From the entries that follow, pick out all lines holding "peak".

== Collected data entries ==
Begin

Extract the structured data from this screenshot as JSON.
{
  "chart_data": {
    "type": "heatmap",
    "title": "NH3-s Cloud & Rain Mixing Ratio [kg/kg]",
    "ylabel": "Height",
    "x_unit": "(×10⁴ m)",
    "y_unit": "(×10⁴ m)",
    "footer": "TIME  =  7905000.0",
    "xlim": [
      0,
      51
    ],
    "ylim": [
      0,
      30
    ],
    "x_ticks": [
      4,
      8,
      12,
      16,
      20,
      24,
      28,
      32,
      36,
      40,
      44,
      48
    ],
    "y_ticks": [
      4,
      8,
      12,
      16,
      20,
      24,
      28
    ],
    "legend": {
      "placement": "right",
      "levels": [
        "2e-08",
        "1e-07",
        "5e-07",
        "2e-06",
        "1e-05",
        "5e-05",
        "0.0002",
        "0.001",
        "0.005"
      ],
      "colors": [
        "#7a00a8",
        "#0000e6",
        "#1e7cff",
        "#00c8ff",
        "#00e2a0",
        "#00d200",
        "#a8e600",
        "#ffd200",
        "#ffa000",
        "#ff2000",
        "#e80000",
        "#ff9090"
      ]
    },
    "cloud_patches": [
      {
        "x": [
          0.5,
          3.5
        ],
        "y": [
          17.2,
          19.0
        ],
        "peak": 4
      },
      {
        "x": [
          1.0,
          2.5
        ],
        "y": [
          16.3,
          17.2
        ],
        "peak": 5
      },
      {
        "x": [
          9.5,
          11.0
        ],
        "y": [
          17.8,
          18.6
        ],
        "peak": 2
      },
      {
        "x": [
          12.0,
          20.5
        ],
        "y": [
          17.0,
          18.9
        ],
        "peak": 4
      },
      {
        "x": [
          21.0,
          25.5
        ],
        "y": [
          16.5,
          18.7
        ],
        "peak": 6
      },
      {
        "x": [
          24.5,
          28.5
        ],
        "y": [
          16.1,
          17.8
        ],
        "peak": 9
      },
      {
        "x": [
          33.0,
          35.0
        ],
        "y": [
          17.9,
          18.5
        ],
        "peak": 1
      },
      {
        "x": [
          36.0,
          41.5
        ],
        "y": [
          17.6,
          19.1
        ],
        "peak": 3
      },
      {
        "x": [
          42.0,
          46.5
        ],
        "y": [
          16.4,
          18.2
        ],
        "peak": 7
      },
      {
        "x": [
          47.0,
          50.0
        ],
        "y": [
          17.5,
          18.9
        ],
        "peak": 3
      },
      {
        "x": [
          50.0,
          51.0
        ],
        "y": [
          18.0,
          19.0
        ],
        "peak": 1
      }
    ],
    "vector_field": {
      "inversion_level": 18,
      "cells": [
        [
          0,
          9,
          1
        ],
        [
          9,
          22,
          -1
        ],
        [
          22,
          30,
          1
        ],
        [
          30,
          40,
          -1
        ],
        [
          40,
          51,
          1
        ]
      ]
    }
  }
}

End

== PROBLEM SOLUTION ==
        "peak": 4
        "peak": 5
        "peak": 2
        "peak": 4
        "peak": 6
        "peak": 9
        "peak": 1
        "peak": 3
        "peak": 7
        "peak": 3
        "peak": 1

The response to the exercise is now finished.